### Document text
-------
Building a New Party
Antislavery Whigs
like Colfax sought to build a new party that combined the antislavery
elements among the Whigs, Democrats, and Free Soilers, a coalition that
eventually emerged as the Republican party. For a brief time, however,
it seemed likely that a nativist organization, the Know-Nothings, might
become the new majority party. The first Know-Nothing lodge in Indiana
opened in early 1854 and by election time the party had grown, in the
words of one Methodist minister, "as thick as the Locusts in Egypt." The
Know-Nothings opposed slavery and alcohol but turned their greatest
passions against Catholics and immigrants. Although Colfax shared these
nativist prejudices (arguing that "Protestant foreigners, who are
thoroughly Americanized" should be admitted into the party), he made it
clear that he would remain only if the Know-Nothings kept a firm
antislavery plank in their platform. When the new congressman arrived in
the House of Representatives in 1855, it was unclear which members
belonged to what party. The New-York Tribune Almanac estimated that
there were 118 Anti-Nebraska representatives, a number that included
Republicans, anti-Nebraska Democrats, and antislavery Know-Nothings,
comprising a slight majority of the House. By the following year, the
Know-Nothings had already peaked and declined, and Colfax announced that
he would run for reelection as a Republican.
The House of
Representatives proved an ideal arena for Colfax's talents. Short and
stocky, fair-haired, with a ready smile, he got along well with his
colleagues in private but never hesitated to do battle with the
opposition on the House floor. When Republicans held the majority, he
served energetically as chairman of the Committee on Post Offices and
Post Roads, handling the kind of patronage that built political
organizations. Never having been a lawyer, he could put complex issues
of the day into layman's terms. In 1856, his speech attacking laws
passed by the proslavery legislature in Kansas became the most widely
requested Republican campaign document. His speech raised warnings that
it was a short step between enslaving blacks and suppressing the civil
liberties of whites. Watching Colfax battle southern representatives
over the slavery issue, James Dabney McCabe recorded that "Mr. Colfax
took an active part in the debate, giving and receiving hard blows with
all the skill of an old gladiator."
-------
### Data provided
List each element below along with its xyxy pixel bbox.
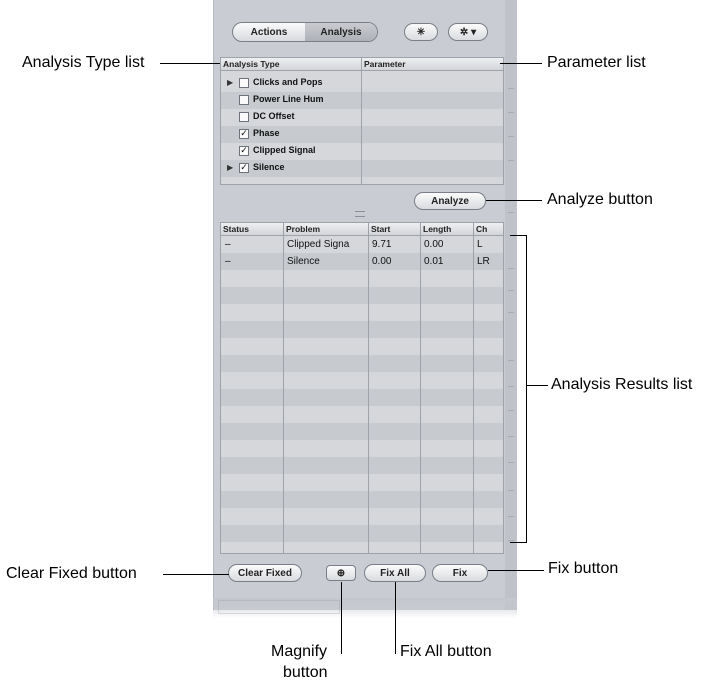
-------
### Instructions
**1.** Using the text headed "Building a New Party," answer these questions:
(a) When did the first Know-Nothing lodge in Indiana open?
(b) How many Anti-Nebraska representatives did the New-York Tribune Almanac estimate were in the House?
(c) Which committee did Colfax chair when Republicans held the majority?
**2.** Summarize the text headed "Building a New Party" in two sentences.

### Per-task outputs
**1.**
(a) Early 1854
(b) 118
(c) The Committee on Post Offices and Post Roads

**2.** Antislavery Whigs like Colfax sought a new party uniting antislavery Whigs, Democrats, and Free Soilers, and Colfax stayed with the nativist Know-Nothings only while they kept an antislavery plank, then ran for reelection as a Republican once they declined. In the House, he chaired the Committee on Post Offices and Post Roads when Republicans held the majority, and he fought southern representatives over slavery, with his 1856 speech against the proslavery Kansas legislature's laws becoming the most widely requested Republican campaign document.